> **SOURCE EXCERPT**

Image source: Getty Images.

1. The underlying reason why the stock is going public

As a retail investor, it helps to look at an IPO as a sales pitch. Essentially, someone is trying to sell you something (shares in their company) that they previously had all to themselves. And it makes sense to dig deeper into the reasons why they are suddenly willing to give up partial ownership of their company's future earnings in return for cash today.

For small, unprofitable companies, it's easy to answer this question: they simply don't have the money they need to expand operations, or the ability to raise funds internally or access debt financing at an acceptable interest rate. An established company like SpaceX wouldn't normally have such problems. However, an aggressive pivot to generative artificial intelligence (AI) has exposed the business to new expenses that it needs help paying.

> **DATA EXCERPT**
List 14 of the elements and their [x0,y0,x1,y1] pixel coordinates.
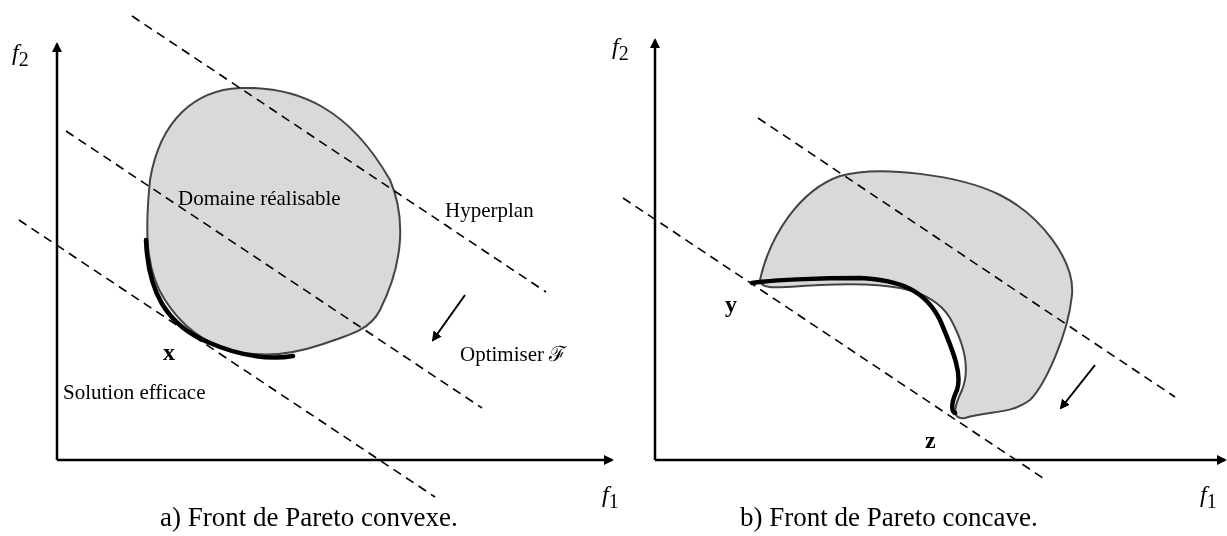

> **INSTRUCTION 1**
Render this sentence from the IPO article in Spanish: "An established company like SpaceX wouldn't normally have such problems."
> **INSTRUCTION 2**
Retype the passage of the IPO article starting at "As a retail" and ending at "for cash today.".
The material plays no part in this work.

> **FINISHED ANSWER 1**
Una empresa consolidada como SpaceX normalmente no tendría ese tipo de problemas.

> **FINISHED ANSWER 2**
As a retail investor, it helps to look at an IPO as a sales pitch. Essentially, someone is trying to sell you something (shares in their company) that they previously had all to themselves. And it makes sense to dig deeper into the reasons why they are suddenly willing to give up partial ownership of their company's future earnings in return for cash today.